:: YOUR INSTRUCTIONS ::
Copy each line in the data that includes the word "thumb".

>> START DATA RECORDS

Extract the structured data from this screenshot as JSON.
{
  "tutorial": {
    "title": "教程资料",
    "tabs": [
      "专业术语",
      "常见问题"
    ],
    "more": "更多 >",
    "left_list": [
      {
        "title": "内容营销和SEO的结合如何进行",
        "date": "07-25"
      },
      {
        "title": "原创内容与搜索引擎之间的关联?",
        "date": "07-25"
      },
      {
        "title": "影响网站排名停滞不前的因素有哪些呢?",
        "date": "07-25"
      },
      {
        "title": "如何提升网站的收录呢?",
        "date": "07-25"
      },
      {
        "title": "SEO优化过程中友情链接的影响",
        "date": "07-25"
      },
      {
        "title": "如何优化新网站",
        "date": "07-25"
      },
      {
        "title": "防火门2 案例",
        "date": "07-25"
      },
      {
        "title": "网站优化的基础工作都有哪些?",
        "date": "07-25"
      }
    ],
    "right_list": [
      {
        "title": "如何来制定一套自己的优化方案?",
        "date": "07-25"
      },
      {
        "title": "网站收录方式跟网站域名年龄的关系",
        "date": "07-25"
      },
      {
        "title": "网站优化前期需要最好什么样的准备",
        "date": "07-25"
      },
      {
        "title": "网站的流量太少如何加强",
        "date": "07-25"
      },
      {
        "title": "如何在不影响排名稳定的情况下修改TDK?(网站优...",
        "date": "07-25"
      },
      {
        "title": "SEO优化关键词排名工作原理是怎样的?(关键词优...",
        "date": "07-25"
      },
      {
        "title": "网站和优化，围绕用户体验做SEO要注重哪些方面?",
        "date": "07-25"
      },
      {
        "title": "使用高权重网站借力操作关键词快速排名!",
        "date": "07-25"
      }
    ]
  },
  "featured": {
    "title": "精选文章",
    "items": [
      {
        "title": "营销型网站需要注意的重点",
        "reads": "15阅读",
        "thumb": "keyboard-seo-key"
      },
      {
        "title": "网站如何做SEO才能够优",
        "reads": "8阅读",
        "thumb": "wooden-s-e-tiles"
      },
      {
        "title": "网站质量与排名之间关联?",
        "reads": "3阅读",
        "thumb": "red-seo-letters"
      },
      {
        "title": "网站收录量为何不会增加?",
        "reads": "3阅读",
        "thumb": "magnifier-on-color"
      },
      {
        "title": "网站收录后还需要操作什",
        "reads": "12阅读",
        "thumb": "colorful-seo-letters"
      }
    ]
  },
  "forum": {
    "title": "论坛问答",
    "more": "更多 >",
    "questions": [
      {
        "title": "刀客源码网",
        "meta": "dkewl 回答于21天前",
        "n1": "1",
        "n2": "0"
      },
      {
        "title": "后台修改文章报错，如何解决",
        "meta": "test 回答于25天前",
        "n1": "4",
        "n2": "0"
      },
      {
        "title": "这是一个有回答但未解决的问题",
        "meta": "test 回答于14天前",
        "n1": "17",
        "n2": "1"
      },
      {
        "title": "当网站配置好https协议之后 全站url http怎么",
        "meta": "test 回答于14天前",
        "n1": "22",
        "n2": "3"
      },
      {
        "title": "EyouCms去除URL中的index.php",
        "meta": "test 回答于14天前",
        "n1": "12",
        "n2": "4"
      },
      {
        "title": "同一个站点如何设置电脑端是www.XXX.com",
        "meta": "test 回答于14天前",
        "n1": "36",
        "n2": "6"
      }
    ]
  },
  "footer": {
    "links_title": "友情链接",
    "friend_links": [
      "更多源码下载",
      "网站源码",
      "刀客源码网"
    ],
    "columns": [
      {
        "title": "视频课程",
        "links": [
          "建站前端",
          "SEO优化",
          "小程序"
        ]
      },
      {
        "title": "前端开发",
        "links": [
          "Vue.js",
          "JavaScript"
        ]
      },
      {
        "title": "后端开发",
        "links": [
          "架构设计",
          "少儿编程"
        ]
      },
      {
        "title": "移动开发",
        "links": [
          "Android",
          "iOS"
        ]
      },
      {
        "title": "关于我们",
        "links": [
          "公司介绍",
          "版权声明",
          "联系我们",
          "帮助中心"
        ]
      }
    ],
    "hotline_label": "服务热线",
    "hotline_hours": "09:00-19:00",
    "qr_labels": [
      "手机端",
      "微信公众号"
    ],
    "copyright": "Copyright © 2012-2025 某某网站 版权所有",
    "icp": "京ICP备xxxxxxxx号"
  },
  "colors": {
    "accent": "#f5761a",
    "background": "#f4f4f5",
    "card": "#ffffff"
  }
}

>> END DATA RECORDS

:: RESULT OF THE EXERCISE ::
        "thumb": "keyboard-seo-key"
        "thumb": "wooden-s-e-tiles"
        "thumb": "red-seo-letters"
        "thumb": "magnifier-on-color"
        "thumb": "colorful-seo-letters"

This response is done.